__Supplied text__.
Multiculturalism and Leadership

August 16, 2009


Following on from the August 13 post:

This is less an ‘essay’ and more a serious of reflections/reactions to Caldwell’s book.

Some of you may recall my involvement with Visions Inc. whose work is about ‘recognizing, understanding and appreciating difference’. It was fairly common for us to point out that our governing image for American society is no longer that of a ‘melting pot’ in which every immigrant becomes essentially American in some more or less recognizable way across cultural backgrounds. We are now more of a ‘salad bowl’ in which every ‘difference’ adds its own color and flavor to the national identity. I’m fine with that image as far as it goes, but I cannot bring myself to believe or hope that there will be no dominant taste. I still want to know whether the spring onion or the green pepper is in charge and I want to know what to do about ingredients that are rotting and corrupting the whole salad.

It seems to me that what is required is self confident, self-differentiated leadership that stays connected with every ingredient and persuades the ingredients of their need to resist those elements that are corrupting or invasive.

In our work at All Saints’ befriending refugees who are settled in Atlanta we have learned that what they need as much as anything else is American friends. We know how hard those relationships can be to forge across language, cultural and historical lines, but how rewarding they are for those who make the effort. Because we tend to resettle immigrants near each other (often in places that have become ‘undesirable’ to the host population—something Caldwell addresses in his book,) it does not take long fro us to have the happy challenge of having more immigrant families seeking friendship than we have people willing to offer themselves for this work. So one clue for dealing with different cultures in respectful ways, but also ways in which challenge the isolation of those cultures, is the seeking of real connection and friendship for our own well-being as well as theirs.

__Dataset entries__.

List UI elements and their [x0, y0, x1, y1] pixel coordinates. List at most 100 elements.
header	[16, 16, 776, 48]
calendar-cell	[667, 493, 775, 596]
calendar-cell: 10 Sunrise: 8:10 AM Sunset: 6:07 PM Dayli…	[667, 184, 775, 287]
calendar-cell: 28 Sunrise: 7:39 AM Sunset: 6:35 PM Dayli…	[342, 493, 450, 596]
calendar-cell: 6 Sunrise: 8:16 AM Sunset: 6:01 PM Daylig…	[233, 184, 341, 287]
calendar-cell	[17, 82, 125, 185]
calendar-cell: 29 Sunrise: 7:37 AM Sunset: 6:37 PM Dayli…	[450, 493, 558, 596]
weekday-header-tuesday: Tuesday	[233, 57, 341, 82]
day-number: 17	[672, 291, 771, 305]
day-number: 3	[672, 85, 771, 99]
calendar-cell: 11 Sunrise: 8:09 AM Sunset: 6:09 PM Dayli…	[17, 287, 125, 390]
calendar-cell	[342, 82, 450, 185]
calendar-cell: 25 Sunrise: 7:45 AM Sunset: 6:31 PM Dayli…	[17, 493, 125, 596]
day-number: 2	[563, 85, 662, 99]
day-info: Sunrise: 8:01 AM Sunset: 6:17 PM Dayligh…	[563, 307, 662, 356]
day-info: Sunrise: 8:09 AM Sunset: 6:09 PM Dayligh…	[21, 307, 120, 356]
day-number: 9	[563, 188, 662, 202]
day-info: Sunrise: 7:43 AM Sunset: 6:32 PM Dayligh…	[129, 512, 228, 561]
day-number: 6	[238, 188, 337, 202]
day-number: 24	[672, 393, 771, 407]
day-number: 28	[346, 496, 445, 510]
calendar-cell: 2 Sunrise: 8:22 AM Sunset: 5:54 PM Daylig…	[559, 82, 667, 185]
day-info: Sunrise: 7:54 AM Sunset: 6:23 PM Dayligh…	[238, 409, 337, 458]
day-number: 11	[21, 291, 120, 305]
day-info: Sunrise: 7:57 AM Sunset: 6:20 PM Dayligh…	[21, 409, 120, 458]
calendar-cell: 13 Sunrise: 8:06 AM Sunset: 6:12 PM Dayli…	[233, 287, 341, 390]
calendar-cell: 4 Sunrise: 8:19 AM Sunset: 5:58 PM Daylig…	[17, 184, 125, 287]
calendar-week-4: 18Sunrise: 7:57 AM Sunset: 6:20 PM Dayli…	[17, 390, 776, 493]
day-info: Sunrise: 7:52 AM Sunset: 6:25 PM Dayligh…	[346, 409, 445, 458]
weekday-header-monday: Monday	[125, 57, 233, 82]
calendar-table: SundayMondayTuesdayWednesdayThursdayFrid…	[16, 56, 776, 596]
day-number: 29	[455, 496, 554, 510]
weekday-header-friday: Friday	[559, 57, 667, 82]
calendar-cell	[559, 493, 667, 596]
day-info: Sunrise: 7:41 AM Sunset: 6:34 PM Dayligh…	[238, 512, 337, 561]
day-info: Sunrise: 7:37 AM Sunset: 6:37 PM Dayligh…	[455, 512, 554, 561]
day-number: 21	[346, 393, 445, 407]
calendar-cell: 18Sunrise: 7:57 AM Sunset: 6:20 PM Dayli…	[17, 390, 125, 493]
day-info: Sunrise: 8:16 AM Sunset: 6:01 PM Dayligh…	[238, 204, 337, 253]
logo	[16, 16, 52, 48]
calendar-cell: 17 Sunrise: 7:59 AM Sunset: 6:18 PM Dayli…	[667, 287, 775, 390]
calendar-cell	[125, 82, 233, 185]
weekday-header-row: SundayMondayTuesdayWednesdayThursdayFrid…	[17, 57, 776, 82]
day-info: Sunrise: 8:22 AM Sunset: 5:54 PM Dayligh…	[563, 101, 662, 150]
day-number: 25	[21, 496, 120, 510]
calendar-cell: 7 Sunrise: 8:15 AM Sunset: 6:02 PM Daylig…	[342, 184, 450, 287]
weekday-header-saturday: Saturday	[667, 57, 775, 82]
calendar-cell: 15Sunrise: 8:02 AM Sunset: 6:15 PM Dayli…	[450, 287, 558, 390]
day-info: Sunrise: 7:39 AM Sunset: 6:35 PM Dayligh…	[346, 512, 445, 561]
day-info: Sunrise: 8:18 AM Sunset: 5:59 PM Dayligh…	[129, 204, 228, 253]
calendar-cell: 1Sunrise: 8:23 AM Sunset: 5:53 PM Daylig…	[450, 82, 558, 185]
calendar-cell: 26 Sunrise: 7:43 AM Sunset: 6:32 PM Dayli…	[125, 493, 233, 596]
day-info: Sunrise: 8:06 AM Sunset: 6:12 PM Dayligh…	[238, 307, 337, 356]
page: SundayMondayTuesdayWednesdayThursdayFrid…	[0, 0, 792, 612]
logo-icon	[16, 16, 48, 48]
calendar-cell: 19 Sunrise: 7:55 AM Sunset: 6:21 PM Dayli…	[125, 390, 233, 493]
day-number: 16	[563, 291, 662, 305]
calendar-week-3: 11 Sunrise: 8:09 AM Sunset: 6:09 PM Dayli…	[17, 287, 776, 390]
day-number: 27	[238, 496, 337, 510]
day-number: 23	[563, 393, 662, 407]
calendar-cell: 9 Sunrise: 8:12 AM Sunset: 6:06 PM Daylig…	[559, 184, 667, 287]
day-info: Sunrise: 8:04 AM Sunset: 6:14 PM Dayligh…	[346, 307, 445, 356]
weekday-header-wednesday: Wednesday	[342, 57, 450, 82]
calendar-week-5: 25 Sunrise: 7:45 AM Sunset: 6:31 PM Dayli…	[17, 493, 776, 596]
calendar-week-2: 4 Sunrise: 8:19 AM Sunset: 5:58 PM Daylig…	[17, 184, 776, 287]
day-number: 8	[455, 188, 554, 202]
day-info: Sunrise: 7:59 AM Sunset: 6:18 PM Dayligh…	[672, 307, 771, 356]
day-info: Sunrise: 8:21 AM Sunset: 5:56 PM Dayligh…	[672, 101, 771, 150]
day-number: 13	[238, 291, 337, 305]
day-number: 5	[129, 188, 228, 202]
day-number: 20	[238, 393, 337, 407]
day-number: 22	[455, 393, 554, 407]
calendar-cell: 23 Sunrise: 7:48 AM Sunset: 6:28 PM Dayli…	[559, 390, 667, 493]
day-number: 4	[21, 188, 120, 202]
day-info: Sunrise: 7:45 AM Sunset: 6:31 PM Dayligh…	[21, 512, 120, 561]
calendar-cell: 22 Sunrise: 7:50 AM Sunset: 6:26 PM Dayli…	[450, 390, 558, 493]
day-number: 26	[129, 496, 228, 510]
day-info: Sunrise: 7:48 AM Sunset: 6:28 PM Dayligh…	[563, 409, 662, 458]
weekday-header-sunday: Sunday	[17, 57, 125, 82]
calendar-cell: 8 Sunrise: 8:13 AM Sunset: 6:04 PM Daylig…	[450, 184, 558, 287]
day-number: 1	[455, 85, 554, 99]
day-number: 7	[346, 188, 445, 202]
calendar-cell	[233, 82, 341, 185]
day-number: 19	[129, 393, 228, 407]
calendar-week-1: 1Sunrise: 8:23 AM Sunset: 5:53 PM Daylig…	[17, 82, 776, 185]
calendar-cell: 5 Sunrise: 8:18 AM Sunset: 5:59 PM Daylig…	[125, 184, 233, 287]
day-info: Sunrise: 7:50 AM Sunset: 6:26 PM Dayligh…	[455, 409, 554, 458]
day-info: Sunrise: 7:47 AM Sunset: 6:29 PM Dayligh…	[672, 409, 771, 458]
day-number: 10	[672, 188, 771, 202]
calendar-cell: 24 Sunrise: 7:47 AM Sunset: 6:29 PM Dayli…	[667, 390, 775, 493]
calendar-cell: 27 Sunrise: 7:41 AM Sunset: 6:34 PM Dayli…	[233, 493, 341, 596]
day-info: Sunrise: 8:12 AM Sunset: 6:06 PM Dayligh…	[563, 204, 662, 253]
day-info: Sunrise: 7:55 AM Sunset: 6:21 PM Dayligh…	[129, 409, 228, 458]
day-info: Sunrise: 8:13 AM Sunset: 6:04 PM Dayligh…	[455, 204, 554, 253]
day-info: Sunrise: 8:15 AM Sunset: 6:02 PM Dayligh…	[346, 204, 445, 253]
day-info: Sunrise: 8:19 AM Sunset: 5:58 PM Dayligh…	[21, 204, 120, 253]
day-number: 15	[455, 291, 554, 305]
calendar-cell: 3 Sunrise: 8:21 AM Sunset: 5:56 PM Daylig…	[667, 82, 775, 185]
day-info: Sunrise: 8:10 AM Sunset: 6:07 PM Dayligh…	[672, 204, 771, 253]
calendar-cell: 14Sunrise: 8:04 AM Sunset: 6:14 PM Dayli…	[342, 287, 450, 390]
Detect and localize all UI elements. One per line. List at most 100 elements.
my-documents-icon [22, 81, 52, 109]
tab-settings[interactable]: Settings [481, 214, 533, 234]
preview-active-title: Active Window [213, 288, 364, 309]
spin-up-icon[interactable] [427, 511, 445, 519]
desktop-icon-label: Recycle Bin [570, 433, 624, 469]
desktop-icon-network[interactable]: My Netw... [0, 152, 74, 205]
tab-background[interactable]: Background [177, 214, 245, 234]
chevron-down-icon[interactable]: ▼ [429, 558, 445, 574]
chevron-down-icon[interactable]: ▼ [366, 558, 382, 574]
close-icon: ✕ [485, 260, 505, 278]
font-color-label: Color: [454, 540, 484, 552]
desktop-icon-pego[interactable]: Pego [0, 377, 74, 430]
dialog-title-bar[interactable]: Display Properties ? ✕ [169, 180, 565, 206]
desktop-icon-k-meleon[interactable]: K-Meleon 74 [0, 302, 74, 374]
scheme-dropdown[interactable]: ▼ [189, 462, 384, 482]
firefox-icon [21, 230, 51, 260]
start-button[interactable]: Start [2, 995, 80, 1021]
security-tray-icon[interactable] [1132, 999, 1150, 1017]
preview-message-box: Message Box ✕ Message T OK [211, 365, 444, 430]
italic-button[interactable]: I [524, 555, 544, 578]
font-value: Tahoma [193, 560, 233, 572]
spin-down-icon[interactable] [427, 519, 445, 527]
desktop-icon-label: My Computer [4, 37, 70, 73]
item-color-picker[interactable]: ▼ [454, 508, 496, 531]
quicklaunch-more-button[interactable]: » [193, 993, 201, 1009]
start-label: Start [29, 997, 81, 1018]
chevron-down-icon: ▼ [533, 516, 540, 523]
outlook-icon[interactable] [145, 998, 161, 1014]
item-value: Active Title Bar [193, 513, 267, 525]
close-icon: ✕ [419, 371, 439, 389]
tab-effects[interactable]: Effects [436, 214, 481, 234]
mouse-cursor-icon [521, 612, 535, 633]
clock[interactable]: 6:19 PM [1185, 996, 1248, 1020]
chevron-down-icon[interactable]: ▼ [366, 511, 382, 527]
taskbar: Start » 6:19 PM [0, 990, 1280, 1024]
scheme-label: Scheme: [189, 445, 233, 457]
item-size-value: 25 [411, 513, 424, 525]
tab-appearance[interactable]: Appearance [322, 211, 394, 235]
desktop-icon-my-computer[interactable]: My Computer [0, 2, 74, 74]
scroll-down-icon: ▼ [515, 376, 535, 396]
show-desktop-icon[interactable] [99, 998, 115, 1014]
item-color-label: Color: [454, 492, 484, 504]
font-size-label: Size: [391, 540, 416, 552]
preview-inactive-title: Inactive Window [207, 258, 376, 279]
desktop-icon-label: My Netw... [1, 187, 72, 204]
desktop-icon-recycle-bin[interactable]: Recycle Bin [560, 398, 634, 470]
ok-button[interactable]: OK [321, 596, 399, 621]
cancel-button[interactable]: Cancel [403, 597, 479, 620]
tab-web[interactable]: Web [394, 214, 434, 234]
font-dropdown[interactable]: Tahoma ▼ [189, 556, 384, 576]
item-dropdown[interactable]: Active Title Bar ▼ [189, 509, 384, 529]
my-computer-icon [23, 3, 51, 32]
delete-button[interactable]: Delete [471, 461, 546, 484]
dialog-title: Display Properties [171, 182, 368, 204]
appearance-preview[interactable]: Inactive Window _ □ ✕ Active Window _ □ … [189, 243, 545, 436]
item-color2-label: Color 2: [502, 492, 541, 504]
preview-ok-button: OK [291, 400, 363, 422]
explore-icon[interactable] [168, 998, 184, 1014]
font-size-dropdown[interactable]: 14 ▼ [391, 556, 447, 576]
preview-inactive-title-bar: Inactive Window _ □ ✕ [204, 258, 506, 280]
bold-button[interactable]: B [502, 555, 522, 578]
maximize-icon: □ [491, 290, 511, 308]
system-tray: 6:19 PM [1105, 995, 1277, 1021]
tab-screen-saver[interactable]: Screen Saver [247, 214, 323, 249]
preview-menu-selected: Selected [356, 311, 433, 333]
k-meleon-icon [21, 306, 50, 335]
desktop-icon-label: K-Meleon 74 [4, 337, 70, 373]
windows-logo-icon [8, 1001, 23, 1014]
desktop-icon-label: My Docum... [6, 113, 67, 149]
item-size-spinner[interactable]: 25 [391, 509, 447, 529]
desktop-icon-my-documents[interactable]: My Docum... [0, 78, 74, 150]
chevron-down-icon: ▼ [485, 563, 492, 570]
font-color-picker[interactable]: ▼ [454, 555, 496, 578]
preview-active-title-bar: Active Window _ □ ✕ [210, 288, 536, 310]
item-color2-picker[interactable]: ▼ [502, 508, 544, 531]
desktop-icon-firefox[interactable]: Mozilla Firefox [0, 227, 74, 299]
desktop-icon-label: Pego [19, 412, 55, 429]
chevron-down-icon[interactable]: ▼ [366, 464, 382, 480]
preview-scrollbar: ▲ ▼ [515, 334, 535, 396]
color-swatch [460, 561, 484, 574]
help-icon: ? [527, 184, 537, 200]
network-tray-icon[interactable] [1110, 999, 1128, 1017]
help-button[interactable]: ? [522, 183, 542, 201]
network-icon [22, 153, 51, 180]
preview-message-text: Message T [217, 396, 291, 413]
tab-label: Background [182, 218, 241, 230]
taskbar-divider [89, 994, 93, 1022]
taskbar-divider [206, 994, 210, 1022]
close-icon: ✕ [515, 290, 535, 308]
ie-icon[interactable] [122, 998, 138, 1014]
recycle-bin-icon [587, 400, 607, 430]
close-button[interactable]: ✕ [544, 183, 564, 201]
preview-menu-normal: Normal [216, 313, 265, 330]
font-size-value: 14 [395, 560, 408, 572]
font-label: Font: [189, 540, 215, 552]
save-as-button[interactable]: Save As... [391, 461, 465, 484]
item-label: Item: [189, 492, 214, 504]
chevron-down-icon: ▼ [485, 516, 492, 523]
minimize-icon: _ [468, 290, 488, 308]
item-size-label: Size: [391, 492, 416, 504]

__Task prompt__.
Please write out everything from "Some of you" down to "the whole salad." in the multiculturalism and leadership post above the listing, word for word.

__Result__.
Some of you may recall my involvement with Visions Inc. whose work is about ‘recognizing, understanding and appreciating difference’. It was fairly common for us to point out that our governing image for American society is no longer that of a ‘melting pot’ in which every immigrant becomes essentially American in some more or less recognizable way across cultural backgrounds. We are now more of a ‘salad bowl’ in which every ‘difference’ adds its own color and flavor to the national identity. I’m fine with that image as far as it goes, but I cannot bring myself to believe or hope that there will be no dominant taste. I still want to know whether the spring onion or the green pepper is in charge and I want to know what to do about ingredients that are rotting and corrupting the whole salad.